Extracted data entries:
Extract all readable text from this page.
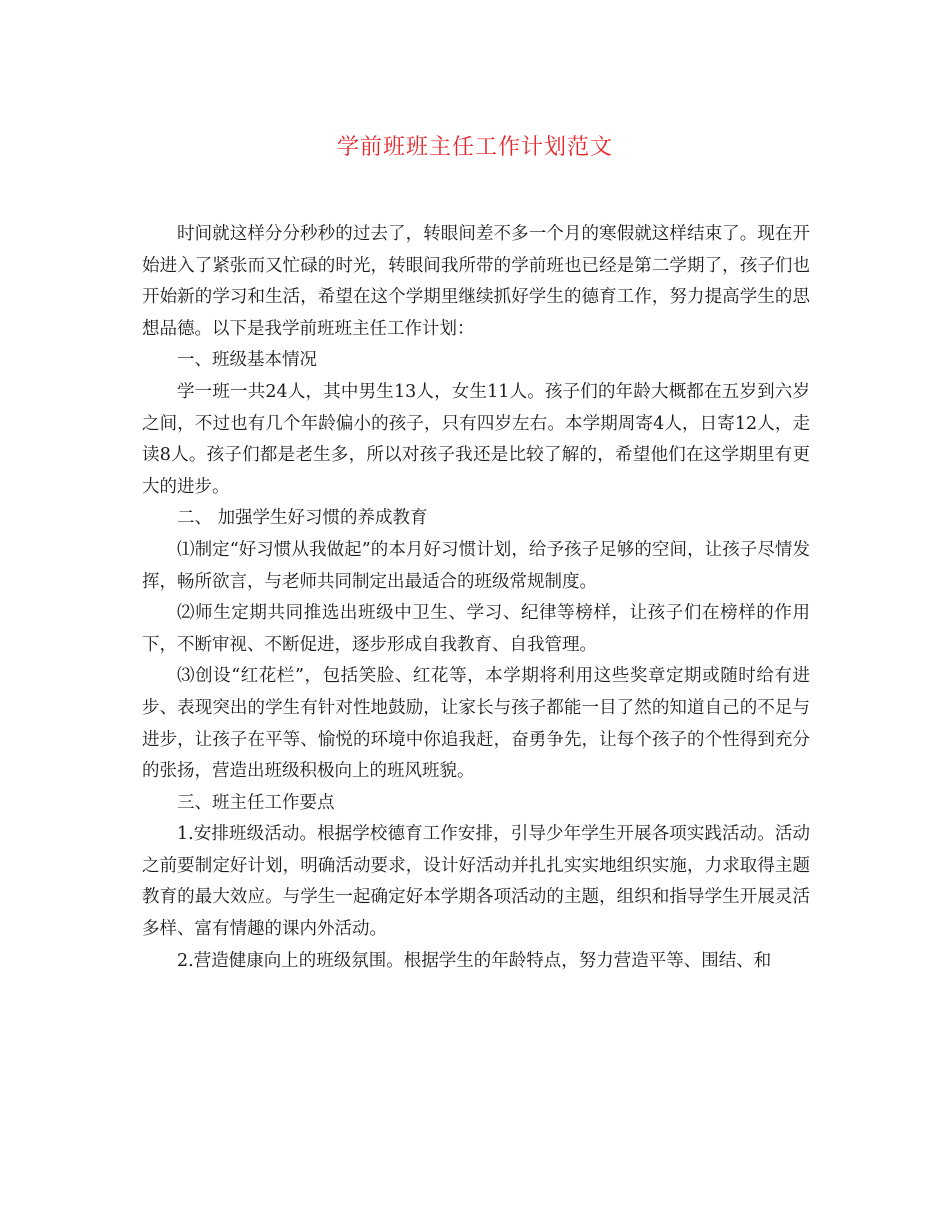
学前班班主任工作计划范文

时间就这样分分秒秒的过去了，转眼间差不多一个月的寒假就这样结束了。现在开始进入了紧张而又忙碌的时光，转眼间我所带的学前班也已经是第二学期了，孩子们也开始新的学习和生活，希望在这个学期里继续抓好学生的德育工作，努力提高学生的思想品德。以下是我学前班班主任工作计划：

一、班级基本情况

学一班一共24人，其中男生13人，女生11人。孩子们的年龄大概都在五岁到六岁之间，不过也有几个年龄偏小的孩子，只有四岁左右。本学期周寄4人，日寄12人，走读8人。孩子们都是老生多，所以对孩子我还是比较了解的，希望他们在这学期里有更大的进步。

二、 加强学生好习惯的养成教育

⑴制定“好习惯从我做起”的本月好习惯计划，给予孩子足够的空间，让孩子尽情发挥，畅所欲言，与老师共同制定出最适合的班级常规制度。

⑵师生定期共同推选出班级中卫生、学习、纪律等榜样，让孩子们在榜样的作用下，不断审视、不断促进，逐步形成自我教育、自我管理。

⑶创设“红花栏”，包括笑脸、红花等，本学期将利用这些奖章定期或随时给有进步、表现突出的学生有针对性地鼓励，让家长与孩子都能一目了然的知道自己的不足与进步，让孩子在平等、愉悦的环境中你追我赶，奋勇争先，让每个孩子的个性得到充分的张扬，营造出班级积极向上的班风班貌。

三、班主任工作要点

1.安排班级活动。根据学校德育工作安排，引导少年学生开展各项实践活动。活动之前要制定好计划，明确活动要求，设计好活动并扎扎实实地组织实施，力求取得主题教育的最大效应。与学生一起确定好本学期各项活动的主题，组织和指导学生开展灵活多样、富有情趣的课内外活动。

2.营造健康向上的班级氛围。根据学生的年龄特点，努力营造平等、围结、和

◆ Request
Copy the listing in full and without alteration, omitting every picture.

◆ Solution to this problem
Extract all readable text from this page.
学前班班主任工作计划范文

时间就这样分分秒秒的过去了，转眼间差不多一个月的寒假就这样结束了。现在开始进入了紧张而又忙碌的时光，转眼间我所带的学前班也已经是第二学期了，孩子们也开始新的学习和生活，希望在这个学期里继续抓好学生的德育工作，努力提高学生的思想品德。以下是我学前班班主任工作计划：

一、班级基本情况

学一班一共24人，其中男生13人，女生11人。孩子们的年龄大概都在五岁到六岁之间，不过也有几个年龄偏小的孩子，只有四岁左右。本学期周寄4人，日寄12人，走读8人。孩子们都是老生多，所以对孩子我还是比较了解的，希望他们在这学期里有更大的进步。

二、 加强学生好习惯的养成教育

⑴制定“好习惯从我做起”的本月好习惯计划，给予孩子足够的空间，让孩子尽情发挥，畅所欲言，与老师共同制定出最适合的班级常规制度。

⑵师生定期共同推选出班级中卫生、学习、纪律等榜样，让孩子们在榜样的作用下，不断审视、不断促进，逐步形成自我教育、自我管理。

⑶创设“红花栏”，包括笑脸、红花等，本学期将利用这些奖章定期或随时给有进步、表现突出的学生有针对性地鼓励，让家长与孩子都能一目了然的知道自己的不足与进步，让孩子在平等、愉悦的环境中你追我赶，奋勇争先，让每个孩子的个性得到充分的张扬，营造出班级积极向上的班风班貌。

三、班主任工作要点

1.安排班级活动。根据学校德育工作安排，引导少年学生开展各项实践活动。活动之前要制定好计划，明确活动要求，设计好活动并扎扎实实地组织实施，力求取得主题教育的最大效应。与学生一起确定好本学期各项活动的主题，组织和指导学生开展灵活多样、富有情趣的课内外活动。

2.营造健康向上的班级氛围。根据学生的年龄特点，努力营造平等、围结、和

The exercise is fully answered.